• WHAT TO DO:
The data below must be copied in full and without any change.

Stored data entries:

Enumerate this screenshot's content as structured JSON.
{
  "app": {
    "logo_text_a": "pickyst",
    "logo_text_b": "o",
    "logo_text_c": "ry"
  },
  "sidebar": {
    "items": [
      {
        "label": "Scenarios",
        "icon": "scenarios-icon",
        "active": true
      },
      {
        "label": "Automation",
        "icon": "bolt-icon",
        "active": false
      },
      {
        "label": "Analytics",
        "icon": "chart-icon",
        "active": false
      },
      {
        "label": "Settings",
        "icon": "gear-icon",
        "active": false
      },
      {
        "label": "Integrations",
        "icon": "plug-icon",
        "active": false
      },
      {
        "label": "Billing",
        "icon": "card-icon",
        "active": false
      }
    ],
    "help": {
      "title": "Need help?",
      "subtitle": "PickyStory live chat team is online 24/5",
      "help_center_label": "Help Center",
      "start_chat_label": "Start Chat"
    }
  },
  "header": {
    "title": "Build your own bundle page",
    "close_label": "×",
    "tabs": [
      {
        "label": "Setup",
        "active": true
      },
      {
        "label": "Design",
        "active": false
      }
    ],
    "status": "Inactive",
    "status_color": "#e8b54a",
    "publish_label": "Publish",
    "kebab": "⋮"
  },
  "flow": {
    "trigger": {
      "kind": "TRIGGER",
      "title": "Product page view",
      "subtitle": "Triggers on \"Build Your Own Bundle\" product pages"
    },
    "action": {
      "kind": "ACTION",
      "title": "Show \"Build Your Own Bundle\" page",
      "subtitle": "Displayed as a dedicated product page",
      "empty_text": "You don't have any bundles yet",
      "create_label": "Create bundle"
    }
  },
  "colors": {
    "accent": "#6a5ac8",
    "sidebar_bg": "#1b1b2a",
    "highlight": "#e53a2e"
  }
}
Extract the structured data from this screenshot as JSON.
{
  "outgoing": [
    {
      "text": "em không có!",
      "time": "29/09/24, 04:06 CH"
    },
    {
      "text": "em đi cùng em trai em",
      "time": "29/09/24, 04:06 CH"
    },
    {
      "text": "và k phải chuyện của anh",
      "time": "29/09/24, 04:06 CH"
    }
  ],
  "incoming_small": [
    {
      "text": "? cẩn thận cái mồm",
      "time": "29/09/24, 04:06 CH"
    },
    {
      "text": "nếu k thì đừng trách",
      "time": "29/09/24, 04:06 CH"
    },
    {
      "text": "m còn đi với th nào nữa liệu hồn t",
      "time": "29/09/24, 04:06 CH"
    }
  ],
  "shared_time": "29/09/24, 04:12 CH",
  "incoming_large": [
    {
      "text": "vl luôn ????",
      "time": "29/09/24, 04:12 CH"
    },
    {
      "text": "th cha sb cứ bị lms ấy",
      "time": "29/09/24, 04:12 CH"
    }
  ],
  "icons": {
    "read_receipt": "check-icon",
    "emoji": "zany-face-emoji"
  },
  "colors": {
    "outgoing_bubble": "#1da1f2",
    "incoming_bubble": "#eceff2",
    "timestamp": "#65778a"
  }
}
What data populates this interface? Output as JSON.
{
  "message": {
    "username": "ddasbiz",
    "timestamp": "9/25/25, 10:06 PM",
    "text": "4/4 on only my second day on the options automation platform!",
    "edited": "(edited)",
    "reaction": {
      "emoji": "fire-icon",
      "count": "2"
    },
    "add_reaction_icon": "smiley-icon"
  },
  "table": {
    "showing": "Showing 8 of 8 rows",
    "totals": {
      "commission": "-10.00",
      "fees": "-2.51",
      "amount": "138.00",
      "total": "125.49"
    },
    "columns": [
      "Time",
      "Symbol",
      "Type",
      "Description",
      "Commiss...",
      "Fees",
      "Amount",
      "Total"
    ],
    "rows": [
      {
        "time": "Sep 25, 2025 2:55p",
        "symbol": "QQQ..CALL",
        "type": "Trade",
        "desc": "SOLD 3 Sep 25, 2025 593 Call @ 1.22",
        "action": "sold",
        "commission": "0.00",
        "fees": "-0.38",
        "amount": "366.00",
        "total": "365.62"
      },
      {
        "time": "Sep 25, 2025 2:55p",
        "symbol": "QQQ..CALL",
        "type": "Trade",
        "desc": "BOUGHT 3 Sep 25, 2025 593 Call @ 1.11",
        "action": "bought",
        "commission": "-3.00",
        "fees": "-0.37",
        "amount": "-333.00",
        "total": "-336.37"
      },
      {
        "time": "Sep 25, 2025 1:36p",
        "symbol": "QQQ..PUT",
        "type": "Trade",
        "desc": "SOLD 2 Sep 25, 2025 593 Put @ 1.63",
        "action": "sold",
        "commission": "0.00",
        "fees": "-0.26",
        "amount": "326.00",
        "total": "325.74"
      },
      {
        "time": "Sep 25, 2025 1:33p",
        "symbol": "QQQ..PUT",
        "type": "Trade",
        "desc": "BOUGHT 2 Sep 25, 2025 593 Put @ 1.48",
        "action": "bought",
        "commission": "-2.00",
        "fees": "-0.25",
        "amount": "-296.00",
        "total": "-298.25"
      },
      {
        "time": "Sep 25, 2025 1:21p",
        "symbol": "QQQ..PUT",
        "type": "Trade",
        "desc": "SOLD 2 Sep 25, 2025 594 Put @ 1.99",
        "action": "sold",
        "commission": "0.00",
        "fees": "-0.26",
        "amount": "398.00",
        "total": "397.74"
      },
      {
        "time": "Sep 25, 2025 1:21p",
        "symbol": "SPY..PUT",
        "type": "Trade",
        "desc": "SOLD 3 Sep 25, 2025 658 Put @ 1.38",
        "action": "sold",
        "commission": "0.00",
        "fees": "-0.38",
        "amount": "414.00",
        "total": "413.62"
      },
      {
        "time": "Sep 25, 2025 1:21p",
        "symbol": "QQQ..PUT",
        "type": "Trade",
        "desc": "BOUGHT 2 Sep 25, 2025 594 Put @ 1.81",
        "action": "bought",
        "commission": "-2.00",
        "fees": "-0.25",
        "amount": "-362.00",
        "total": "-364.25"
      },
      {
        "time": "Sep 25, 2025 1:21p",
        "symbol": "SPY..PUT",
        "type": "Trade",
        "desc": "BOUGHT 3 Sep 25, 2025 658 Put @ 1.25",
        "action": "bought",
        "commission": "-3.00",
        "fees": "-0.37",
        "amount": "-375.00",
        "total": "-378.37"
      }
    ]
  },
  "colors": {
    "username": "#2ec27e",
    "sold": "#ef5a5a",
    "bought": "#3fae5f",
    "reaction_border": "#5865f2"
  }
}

• RESPONSE BELOW:
Enumerate this screenshot's content as structured JSON.
{
  "app": {
    "logo_text_a": "pickyst",
    "logo_text_b": "o",
    "logo_text_c": "ry"
  },
  "sidebar": {
    "items": [
      {
        "label": "Scenarios",
        "icon": "scenarios-icon",
        "active": true
      },
      {
        "label": "Automation",
        "icon": "bolt-icon",
        "active": false
      },
      {
        "label": "Analytics",
        "icon": "chart-icon",
        "active": false
      },
      {
        "label": "Settings",
        "icon": "gear-icon",
        "active": false
      },
      {
        "label": "Integrations",
        "icon": "plug-icon",
        "active": false
      },
      {
        "label": "Billing",
        "icon": "card-icon",
        "active": false
      }
    ],
    "help": {
      "title": "Need help?",
      "subtitle": "PickyStory live chat team is online 24/5",
      "help_center_label": "Help Center",
      "start_chat_label": "Start Chat"
    }
  },
  "header": {
    "title": "Build your own bundle page",
    "close_label": "×",
    "tabs": [
      {
        "label": "Setup",
        "active": true
      },
      {
        "label": "Design",
        "active": false
      }
    ],
    "status": "Inactive",
    "status_color": "#e8b54a",
    "publish_label": "Publish",
    "kebab": "⋮"
  },
  "flow": {
    "trigger": {
      "kind": "TRIGGER",
      "title": "Product page view",
      "subtitle": "Triggers on \"Build Your Own Bundle\" product pages"
    },
    "action": {
      "kind": "ACTION",
      "title": "Show \"Build Your Own Bundle\" page",
      "subtitle": "Displayed as a dedicated product page",
      "empty_text": "You don't have any bundles yet",
      "create_label": "Create bundle"
    }
  },
  "colors": {
    "accent": "#6a5ac8",
    "sidebar_bg": "#1b1b2a",
    "highlight": "#e53a2e"
  }
}
Extract the structured data from this screenshot as JSON.
{
  "outgoing": [
    {
      "text": "em không có!",
      "time": "29/09/24, 04:06 CH"
    },
    {
      "text": "em đi cùng em trai em",
      "time": "29/09/24, 04:06 CH"
    },
    {
      "text": "và k phải chuyện của anh",
      "time": "29/09/24, 04:06 CH"
    }
  ],
  "incoming_small": [
    {
      "text": "? cẩn thận cái mồm",
      "time": "29/09/24, 04:06 CH"
    },
    {
      "text": "nếu k thì đừng trách",
      "time": "29/09/24, 04:06 CH"
    },
    {
      "text": "m còn đi với th nào nữa liệu hồn t",
      "time": "29/09/24, 04:06 CH"
    }
  ],
  "shared_time": "29/09/24, 04:12 CH",
  "incoming_large": [
    {
      "text": "vl luôn ????",
      "time": "29/09/24, 04:12 CH"
    },
    {
      "text": "th cha sb cứ bị lms ấy",
      "time": "29/09/24, 04:12 CH"
    }
  ],
  "icons": {
    "read_receipt": "check-icon",
    "emoji": "zany-face-emoji"
  },
  "colors": {
    "outgoing_bubble": "#1da1f2",
    "incoming_bubble": "#eceff2",
    "timestamp": "#65778a"
  }
}
What data populates this interface? Output as JSON.
{
  "message": {
    "username": "ddasbiz",
    "timestamp": "9/25/25, 10:06 PM",
    "text": "4/4 on only my second day on the options automation platform!",
    "edited": "(edited)",
    "reaction": {
      "emoji": "fire-icon",
      "count": "2"
    },
    "add_reaction_icon": "smiley-icon"
  },
  "table": {
    "showing": "Showing 8 of 8 rows",
    "totals": {
      "commission": "-10.00",
      "fees": "-2.51",
      "amount": "138.00",
      "total": "125.49"
    },
    "columns": [
      "Time",
      "Symbol",
      "Type",
      "Description",
      "Commiss...",
      "Fees",
      "Amount",
      "Total"
    ],
    "rows": [
      {
        "time": "Sep 25, 2025 2:55p",
        "symbol": "QQQ..CALL",
        "type": "Trade",
        "desc": "SOLD 3 Sep 25, 2025 593 Call @ 1.22",
        "action": "sold",
        "commission": "0.00",
        "fees": "-0.38",
        "amount": "366.00",
        "total": "365.62"
      },
      {
        "time": "Sep 25, 2025 2:55p",
        "symbol": "QQQ..CALL",
        "type": "Trade",
        "desc": "BOUGHT 3 Sep 25, 2025 593 Call @ 1.11",
        "action": "bought",
        "commission": "-3.00",
        "fees": "-0.37",
        "amount": "-333.00",
        "total": "-336.37"
      },
      {
        "time": "Sep 25, 2025 1:36p",
        "symbol": "QQQ..PUT",
        "type": "Trade",
        "desc": "SOLD 2 Sep 25, 2025 593 Put @ 1.63",
        "action": "sold",
        "commission": "0.00",
        "fees": "-0.26",
        "amount": "326.00",
        "total": "325.74"
      },
      {
        "time": "Sep 25, 2025 1:33p",
        "symbol": "QQQ..PUT",
        "type": "Trade",
        "desc": "BOUGHT 2 Sep 25, 2025 593 Put @ 1.48",
        "action": "bought",
        "commission": "-2.00",
        "fees": "-0.25",
        "amount": "-296.00",
        "total": "-298.25"
      },
      {
        "time": "Sep 25, 2025 1:21p",
        "symbol": "QQQ..PUT",
        "type": "Trade",
        "desc": "SOLD 2 Sep 25, 2025 594 Put @ 1.99",
        "action": "sold",
        "commission": "0.00",
        "fees": "-0.26",
        "amount": "398.00",
        "total": "397.74"
      },
      {
        "time": "Sep 25, 2025 1:21p",
        "symbol": "SPY..PUT",
        "type": "Trade",
        "desc": "SOLD 3 Sep 25, 2025 658 Put @ 1.38",
        "action": "sold",
        "commission": "0.00",
        "fees": "-0.38",
        "amount": "414.00",
        "total": "413.62"
      },
      {
        "time": "Sep 25, 2025 1:21p",
        "symbol": "QQQ..PUT",
        "type": "Trade",
        "desc": "BOUGHT 2 Sep 25, 2025 594 Put @ 1.81",
        "action": "bought",
        "commission": "-2.00",
        "fees": "-0.25",
        "amount": "-362.00",
        "total": "-364.25"
      },
      {
        "time": "Sep 25, 2025 1:21p",
        "symbol": "SPY..PUT",
        "type": "Trade",
        "desc": "BOUGHT 3 Sep 25, 2025 658 Put @ 1.25",
        "action": "bought",
        "commission": "-3.00",
        "fees": "-0.37",
        "amount": "-375.00",
        "total": "-378.37"
      }
    ]
  },
  "colors": {
    "username": "#2ec27e",
    "sold": "#ef5a5a",
    "bought": "#3fae5f",
    "reaction_border": "#5865f2"
  }
}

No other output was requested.